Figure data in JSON
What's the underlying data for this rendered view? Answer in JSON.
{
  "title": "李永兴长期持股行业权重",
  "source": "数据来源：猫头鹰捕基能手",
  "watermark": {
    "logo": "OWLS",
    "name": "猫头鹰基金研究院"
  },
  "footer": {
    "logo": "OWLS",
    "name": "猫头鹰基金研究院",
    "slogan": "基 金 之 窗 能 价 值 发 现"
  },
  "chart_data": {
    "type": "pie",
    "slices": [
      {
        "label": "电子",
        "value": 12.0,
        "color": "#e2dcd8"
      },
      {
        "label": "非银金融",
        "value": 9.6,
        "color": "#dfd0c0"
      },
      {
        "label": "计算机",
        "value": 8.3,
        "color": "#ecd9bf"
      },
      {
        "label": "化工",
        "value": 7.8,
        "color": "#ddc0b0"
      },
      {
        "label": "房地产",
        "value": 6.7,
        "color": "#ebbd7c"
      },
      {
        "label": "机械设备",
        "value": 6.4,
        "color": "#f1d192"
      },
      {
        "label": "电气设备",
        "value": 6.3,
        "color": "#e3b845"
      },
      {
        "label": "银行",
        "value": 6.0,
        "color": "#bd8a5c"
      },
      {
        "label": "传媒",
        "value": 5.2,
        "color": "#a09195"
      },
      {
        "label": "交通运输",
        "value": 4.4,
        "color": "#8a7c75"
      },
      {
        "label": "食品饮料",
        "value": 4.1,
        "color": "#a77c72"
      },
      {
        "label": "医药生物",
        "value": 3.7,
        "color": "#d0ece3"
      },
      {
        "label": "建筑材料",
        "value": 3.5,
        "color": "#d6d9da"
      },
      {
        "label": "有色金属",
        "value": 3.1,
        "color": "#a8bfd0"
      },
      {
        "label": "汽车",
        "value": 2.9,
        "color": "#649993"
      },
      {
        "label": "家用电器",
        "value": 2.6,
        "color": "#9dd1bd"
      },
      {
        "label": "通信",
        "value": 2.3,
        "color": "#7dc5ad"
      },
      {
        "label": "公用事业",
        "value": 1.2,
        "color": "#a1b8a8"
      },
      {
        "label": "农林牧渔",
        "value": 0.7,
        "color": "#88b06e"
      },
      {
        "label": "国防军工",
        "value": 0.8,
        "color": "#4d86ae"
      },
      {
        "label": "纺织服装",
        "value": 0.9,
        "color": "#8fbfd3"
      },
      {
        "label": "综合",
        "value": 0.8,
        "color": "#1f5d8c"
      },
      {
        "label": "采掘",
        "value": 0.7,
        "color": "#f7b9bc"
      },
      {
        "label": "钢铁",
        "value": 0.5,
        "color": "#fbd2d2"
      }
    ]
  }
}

**REQUEST:**
Quote each line of the data above exactly as written.

**FULL RESPONSE:**
What's the underlying data for this rendered view? Answer in JSON.
{
  "title": "李永兴长期持股行业权重",
  "source": "数据来源：猫头鹰捕基能手",
  "watermark": {
    "logo": "OWLS",
    "name": "猫头鹰基金研究院"
  },
  "footer": {
    "logo": "OWLS",
    "name": "猫头鹰基金研究院",
    "slogan": "基 金 之 窗 能 价 值 发 现"
  },
  "chart_data": {
    "type": "pie",
    "slices": [
      {
        "label": "电子",
        "value": 12.0,
        "color": "#e2dcd8"
      },
      {
        "label": "非银金融",
        "value": 9.6,
        "color": "#dfd0c0"
      },
      {
        "label": "计算机",
        "value": 8.3,
        "color": "#ecd9bf"
      },
      {
        "label": "化工",
        "value": 7.8,
        "color": "#ddc0b0"
      },
      {
        "label": "房地产",
        "value": 6.7,
        "color": "#ebbd7c"
      },
      {
        "label": "机械设备",
        "value": 6.4,
        "color": "#f1d192"
      },
      {
        "label": "电气设备",
        "value": 6.3,
        "color": "#e3b845"
      },
      {
        "label": "银行",
        "value": 6.0,
        "color": "#bd8a5c"
      },
      {
        "label": "传媒",
        "value": 5.2,
        "color": "#a09195"
      },
      {
        "label": "交通运输",
        "value": 4.4,
        "color": "#8a7c75"
      },
      {
        "label": "食品饮料",
        "value": 4.1,
        "color": "#a77c72"
      },
      {
        "label": "医药生物",
        "value": 3.7,
        "color": "#d0ece3"
      },
      {
        "label": "建筑材料",
        "value": 3.5,
        "color": "#d6d9da"
      },
      {
        "label": "有色金属",
        "value": 3.1,
        "color": "#a8bfd0"
      },
      {
        "label": "汽车",
        "value": 2.9,
        "color": "#649993"
      },
      {
        "label": "家用电器",
        "value": 2.6,
        "color": "#9dd1bd"
      },
      {
        "label": "通信",
        "value": 2.3,
        "color": "#7dc5ad"
      },
      {
        "label": "公用事业",
        "value": 1.2,
        "color": "#a1b8a8"
      },
      {
        "label": "农林牧渔",
        "value": 0.7,
        "color": "#88b06e"
      },
      {
        "label": "国防军工",
        "value": 0.8,
        "color": "#4d86ae"
      },
      {
        "label": "纺织服装",
        "value": 0.9,
        "color": "#8fbfd3"
      },
      {
        "label": "综合",
        "value": 0.8,
        "color": "#1f5d8c"
      },
      {
        "label": "采掘",
        "value": 0.7,
        "color": "#f7b9bc"
      },
      {
        "label": "钢铁",
        "value": 0.5,
        "color": "#fbd2d2"
      }
    ]
  }
}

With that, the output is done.